### AIM:
What is the number of lines in the data holding the word "back"? Give that number by itself.

### SUPPLIED ENTRIES:
+ + + + +
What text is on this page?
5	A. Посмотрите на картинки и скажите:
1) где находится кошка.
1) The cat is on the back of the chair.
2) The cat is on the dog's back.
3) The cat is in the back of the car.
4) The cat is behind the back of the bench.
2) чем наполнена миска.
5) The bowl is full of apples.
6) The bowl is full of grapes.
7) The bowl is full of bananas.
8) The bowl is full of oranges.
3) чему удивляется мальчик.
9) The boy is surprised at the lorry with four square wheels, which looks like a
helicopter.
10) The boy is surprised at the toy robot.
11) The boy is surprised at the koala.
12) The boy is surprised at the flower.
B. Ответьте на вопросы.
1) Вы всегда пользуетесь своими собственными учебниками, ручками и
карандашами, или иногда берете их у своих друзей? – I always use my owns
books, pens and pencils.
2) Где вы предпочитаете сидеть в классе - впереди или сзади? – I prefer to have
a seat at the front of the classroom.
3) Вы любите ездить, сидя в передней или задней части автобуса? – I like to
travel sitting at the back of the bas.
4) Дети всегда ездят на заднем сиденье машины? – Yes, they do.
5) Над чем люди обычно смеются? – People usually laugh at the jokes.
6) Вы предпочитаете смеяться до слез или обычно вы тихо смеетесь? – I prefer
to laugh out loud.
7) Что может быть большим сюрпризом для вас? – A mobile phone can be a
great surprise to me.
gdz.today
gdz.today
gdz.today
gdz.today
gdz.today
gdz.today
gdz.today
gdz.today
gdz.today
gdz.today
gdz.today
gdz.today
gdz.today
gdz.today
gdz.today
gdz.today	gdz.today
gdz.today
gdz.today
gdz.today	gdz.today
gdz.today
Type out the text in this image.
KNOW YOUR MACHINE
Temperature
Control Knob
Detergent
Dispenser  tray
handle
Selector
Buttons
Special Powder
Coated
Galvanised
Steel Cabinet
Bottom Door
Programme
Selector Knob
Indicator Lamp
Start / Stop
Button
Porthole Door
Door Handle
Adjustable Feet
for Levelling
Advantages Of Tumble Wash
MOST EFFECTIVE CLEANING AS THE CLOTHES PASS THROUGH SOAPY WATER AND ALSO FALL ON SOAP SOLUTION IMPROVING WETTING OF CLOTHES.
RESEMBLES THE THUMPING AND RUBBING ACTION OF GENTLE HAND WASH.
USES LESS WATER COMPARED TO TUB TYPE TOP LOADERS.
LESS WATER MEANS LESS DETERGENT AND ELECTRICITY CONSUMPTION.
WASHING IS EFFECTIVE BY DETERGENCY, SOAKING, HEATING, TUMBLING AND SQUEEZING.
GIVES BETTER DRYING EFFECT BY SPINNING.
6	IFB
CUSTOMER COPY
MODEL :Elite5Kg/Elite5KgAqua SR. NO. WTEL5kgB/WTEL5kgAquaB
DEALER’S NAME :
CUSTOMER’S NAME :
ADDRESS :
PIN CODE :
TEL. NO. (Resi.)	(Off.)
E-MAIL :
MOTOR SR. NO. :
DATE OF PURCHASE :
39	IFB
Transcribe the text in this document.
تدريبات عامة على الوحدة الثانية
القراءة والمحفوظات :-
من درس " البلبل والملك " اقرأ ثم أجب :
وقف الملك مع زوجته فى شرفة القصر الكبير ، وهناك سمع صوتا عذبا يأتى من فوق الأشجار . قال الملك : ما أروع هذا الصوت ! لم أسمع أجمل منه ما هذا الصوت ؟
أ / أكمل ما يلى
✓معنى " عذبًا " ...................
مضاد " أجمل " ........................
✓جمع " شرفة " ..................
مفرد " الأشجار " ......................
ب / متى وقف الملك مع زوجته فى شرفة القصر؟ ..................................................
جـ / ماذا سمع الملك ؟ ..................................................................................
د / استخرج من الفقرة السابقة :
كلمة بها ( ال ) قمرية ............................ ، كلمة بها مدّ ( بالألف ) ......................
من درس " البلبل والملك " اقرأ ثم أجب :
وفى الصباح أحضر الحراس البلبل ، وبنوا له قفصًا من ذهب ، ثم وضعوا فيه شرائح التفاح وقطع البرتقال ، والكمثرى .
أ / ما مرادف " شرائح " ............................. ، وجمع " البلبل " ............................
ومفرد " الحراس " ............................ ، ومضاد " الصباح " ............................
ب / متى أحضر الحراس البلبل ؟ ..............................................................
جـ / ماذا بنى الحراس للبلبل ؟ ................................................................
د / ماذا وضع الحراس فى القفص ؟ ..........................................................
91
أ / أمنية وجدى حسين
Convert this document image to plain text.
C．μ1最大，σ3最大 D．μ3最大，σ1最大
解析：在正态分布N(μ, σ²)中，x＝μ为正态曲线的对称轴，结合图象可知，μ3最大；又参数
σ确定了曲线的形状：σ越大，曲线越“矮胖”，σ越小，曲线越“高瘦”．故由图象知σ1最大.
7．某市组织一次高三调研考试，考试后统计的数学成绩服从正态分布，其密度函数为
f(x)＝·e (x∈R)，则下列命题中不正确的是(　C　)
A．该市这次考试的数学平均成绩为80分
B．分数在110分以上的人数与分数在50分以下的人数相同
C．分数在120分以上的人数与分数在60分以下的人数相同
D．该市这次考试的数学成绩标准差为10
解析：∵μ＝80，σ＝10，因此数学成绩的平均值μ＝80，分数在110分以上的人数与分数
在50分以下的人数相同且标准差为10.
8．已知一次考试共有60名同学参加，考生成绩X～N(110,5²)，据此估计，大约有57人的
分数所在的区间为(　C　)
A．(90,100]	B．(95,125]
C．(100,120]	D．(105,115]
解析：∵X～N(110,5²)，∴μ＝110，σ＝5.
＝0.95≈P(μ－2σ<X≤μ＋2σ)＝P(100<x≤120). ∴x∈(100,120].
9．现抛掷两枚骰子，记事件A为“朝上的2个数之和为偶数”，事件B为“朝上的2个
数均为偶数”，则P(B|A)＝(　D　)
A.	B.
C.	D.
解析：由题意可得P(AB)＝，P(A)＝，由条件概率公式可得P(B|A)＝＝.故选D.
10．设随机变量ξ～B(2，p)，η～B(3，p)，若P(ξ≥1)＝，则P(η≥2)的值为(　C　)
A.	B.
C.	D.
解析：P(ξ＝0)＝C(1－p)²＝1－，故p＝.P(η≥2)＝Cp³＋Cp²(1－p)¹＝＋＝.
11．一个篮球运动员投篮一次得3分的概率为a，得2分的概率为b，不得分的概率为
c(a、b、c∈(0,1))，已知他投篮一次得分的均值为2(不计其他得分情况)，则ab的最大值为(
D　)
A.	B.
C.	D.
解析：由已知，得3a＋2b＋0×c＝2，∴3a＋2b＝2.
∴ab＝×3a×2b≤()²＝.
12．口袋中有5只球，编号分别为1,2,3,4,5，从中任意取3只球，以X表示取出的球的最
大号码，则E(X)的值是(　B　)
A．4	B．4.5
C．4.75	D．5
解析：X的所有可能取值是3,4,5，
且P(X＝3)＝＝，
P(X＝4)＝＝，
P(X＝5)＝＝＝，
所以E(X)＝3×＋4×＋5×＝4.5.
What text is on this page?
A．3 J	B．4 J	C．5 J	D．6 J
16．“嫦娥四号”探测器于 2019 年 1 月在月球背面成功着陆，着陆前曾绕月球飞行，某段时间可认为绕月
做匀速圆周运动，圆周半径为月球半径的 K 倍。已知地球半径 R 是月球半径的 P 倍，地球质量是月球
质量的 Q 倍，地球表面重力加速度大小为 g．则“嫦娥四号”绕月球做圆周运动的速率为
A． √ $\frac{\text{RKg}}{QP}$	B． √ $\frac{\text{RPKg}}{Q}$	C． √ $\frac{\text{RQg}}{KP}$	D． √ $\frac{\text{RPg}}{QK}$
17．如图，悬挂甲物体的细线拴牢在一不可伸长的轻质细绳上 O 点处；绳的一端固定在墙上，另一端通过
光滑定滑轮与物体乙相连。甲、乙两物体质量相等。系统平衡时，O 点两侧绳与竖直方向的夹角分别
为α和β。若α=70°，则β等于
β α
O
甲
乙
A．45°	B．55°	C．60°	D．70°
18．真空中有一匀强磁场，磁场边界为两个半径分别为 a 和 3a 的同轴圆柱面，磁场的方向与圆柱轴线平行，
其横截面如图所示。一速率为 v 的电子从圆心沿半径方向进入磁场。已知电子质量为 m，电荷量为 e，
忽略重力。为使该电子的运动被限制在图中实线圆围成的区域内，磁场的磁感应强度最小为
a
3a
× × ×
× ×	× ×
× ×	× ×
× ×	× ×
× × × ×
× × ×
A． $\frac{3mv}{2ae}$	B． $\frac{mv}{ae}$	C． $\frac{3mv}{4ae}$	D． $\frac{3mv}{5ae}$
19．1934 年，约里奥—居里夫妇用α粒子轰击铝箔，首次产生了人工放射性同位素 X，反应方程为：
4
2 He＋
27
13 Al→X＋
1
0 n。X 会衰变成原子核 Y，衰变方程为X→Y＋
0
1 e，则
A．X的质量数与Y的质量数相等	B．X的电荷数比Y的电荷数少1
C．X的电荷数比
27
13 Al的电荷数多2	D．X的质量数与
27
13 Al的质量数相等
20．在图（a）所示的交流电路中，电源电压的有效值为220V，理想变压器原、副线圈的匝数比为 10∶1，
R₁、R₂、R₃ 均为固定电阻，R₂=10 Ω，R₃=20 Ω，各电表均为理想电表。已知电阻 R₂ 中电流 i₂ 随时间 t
+ + + + +
### THE ANSWER:
5